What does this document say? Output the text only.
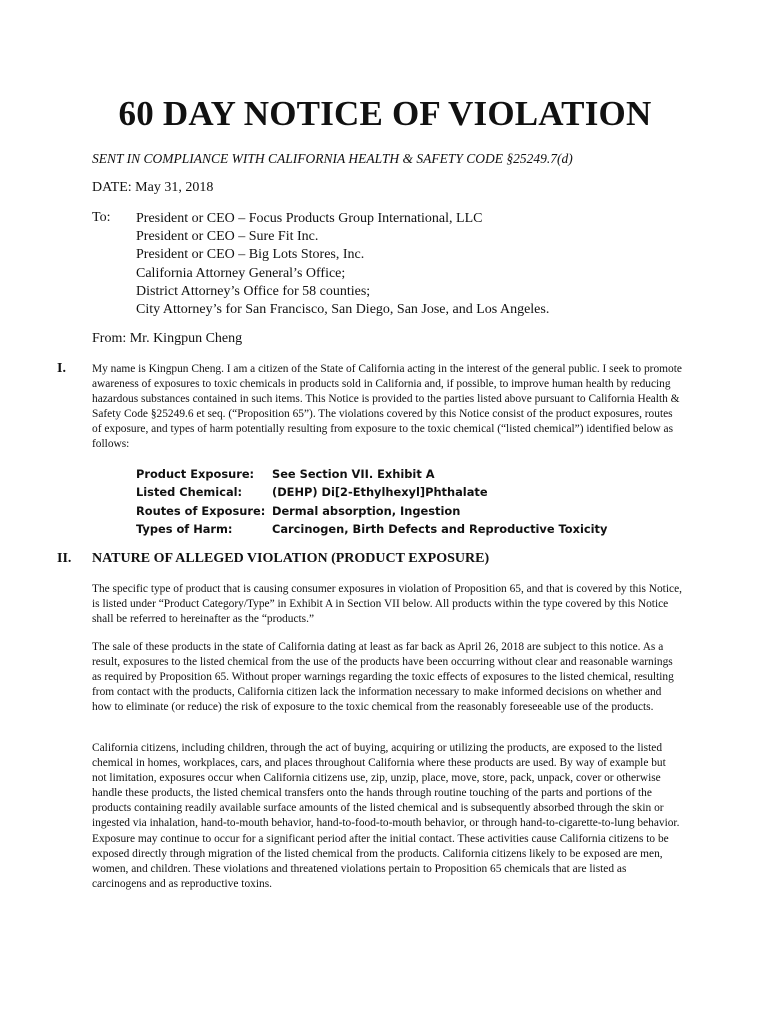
60 DAY NOTICE OF VIOLATION

SENT IN COMPLIANCE WITH CALIFORNIA HEALTH & SAFETY CODE §25249.7(d)

DATE: May 31, 2018

To: President or CEO – Focus Products Group International, LLC
President or CEO – Sure Fit Inc.
President or CEO – Big Lots Stores, Inc.
California Attorney General’s Office;
District Attorney’s Office for 58 counties;
City Attorney’s for San Francisco, San Diego, San Jose, and Los Angeles.

From: Mr. Kingpun Cheng

I. My name is Kingpun Cheng. I am a citizen of the State of California acting in the interest of the general public. I seek to promote awareness of exposures to toxic chemicals in products sold in California and, if possible, to improve human health by reducing hazardous substances contained in such items. This Notice is provided to the parties listed above pursuant to California Health & Safety Code §25249.6 et seq. (“Proposition 65”). The violations covered by this Notice consist of the product exposures, routes of exposure, and types of harm potentially resulting from exposure to the toxic chemical (“listed chemical”) identified below as follows:

Product Exposure:	See Section VII. Exhibit A
Listed Chemical:	(DEHP) Di[2-Ethylhexyl]Phthalate
Routes of Exposure: Dermal absorption, Ingestion
Types of Harm:	Carcinogen, Birth Defects and Reproductive Toxicity
II. NATURE OF ALLEGED VIOLATION (PRODUCT EXPOSURE)

The specific type of product that is causing consumer exposures in violation of Proposition 65, and that is covered by this Notice, is listed under “Product Category/Type” in Exhibit A in Section VII below. All products within the type covered by this Notice shall be referred to hereinafter as the “products.”

The sale of these products in the state of California dating at least as far back as April 26, 2018 are subject to this notice. As a result, exposures to the listed chemical from the use of the products have been occurring without clear and reasonable warnings as required by Proposition 65. Without proper warnings regarding the toxic effects of exposures to the listed chemical, resulting from contact with the products, California citizen lack the information necessary to make informed decisions on whether and how to eliminate (or reduce) the risk of exposure to the toxic chemical from the reasonably foreseeable use of the products.

California citizens, including children, through the act of buying, acquiring or utilizing the products, are exposed to the listed chemical in homes, workplaces, cars, and places throughout California where these products are used. By way of example but not limitation, exposures occur when California citizens use, zip, unzip, place, move, store, pack, unpack, cover or otherwise handle these products, the listed chemical transfers onto the hands through routine touching of the parts and portions of the products containing readily available surface amounts of the listed chemical and is subsequently absorbed through the skin or ingested via inhalation, hand-to-mouth behavior, hand-to-food-to-mouth behavior, or through hand-to-cigarette-to-lung behavior. Exposure may continue to occur for a significant period after the initial contact. These activities cause California citizens to be exposed directly through migration of the listed chemical from the products. California citizens likely to be exposed are men, women, and children. These violations and threatened violations pertain to Proposition 65 chemicals that are listed as carcinogens and as reproductive toxins.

## THE TASK
Would it be possible to reproduce the material word for word, images omitted?

## RESULT BELOW
What does this document say? Output the text only.
60 DAY NOTICE OF VIOLATION

SENT IN COMPLIANCE WITH CALIFORNIA HEALTH & SAFETY CODE §25249.7(d)

DATE: May 31, 2018

To: President or CEO – Focus Products Group International, LLC
President or CEO – Sure Fit Inc.
President or CEO – Big Lots Stores, Inc.
California Attorney General’s Office;
District Attorney’s Office for 58 counties;
City Attorney’s for San Francisco, San Diego, San Jose, and Los Angeles.

From: Mr. Kingpun Cheng

I. My name is Kingpun Cheng. I am a citizen of the State of California acting in the interest of the general public. I seek to promote awareness of exposures to toxic chemicals in products sold in California and, if possible, to improve human health by reducing hazardous substances contained in such items. This Notice is provided to the parties listed above pursuant to California Health & Safety Code §25249.6 et seq. (“Proposition 65”). The violations covered by this Notice consist of the product exposures, routes of exposure, and types of harm potentially resulting from exposure to the toxic chemical (“listed chemical”) identified below as follows:

Product Exposure:	See Section VII. Exhibit A
Listed Chemical:	(DEHP) Di[2-Ethylhexyl]Phthalate
Routes of Exposure: Dermal absorption, Ingestion
Types of Harm:	Carcinogen, Birth Defects and Reproductive Toxicity
II. NATURE OF ALLEGED VIOLATION (PRODUCT EXPOSURE)

The specific type of product that is causing consumer exposures in violation of Proposition 65, and that is covered by this Notice, is listed under “Product Category/Type” in Exhibit A in Section VII below. All products within the type covered by this Notice shall be referred to hereinafter as the “products.”

The sale of these products in the state of California dating at least as far back as April 26, 2018 are subject to this notice. As a result, exposures to the listed chemical from the use of the products have been occurring without clear and reasonable warnings as required by Proposition 65. Without proper warnings regarding the toxic effects of exposures to the listed chemical, resulting from contact with the products, California citizen lack the information necessary to make informed decisions on whether and how to eliminate (or reduce) the risk of exposure to the toxic chemical from the reasonably foreseeable use of the products.

California citizens, including children, through the act of buying, acquiring or utilizing the products, are exposed to the listed chemical in homes, workplaces, cars, and places throughout California where these products are used. By way of example but not limitation, exposures occur when California citizens use, zip, unzip, place, move, store, pack, unpack, cover or otherwise handle these products, the listed chemical transfers onto the hands through routine touching of the parts and portions of the products containing readily available surface amounts of the listed chemical and is subsequently absorbed through the skin or ingested via inhalation, hand-to-mouth behavior, hand-to-food-to-mouth behavior, or through hand-to-cigarette-to-lung behavior. Exposure may continue to occur for a significant period after the initial contact. These activities cause California citizens to be exposed directly through migration of the listed chemical from the products. California citizens likely to be exposed are men, women, and children. These violations and threatened violations pertain to Proposition 65 chemicals that are listed as carcinogens and as reproductive toxins.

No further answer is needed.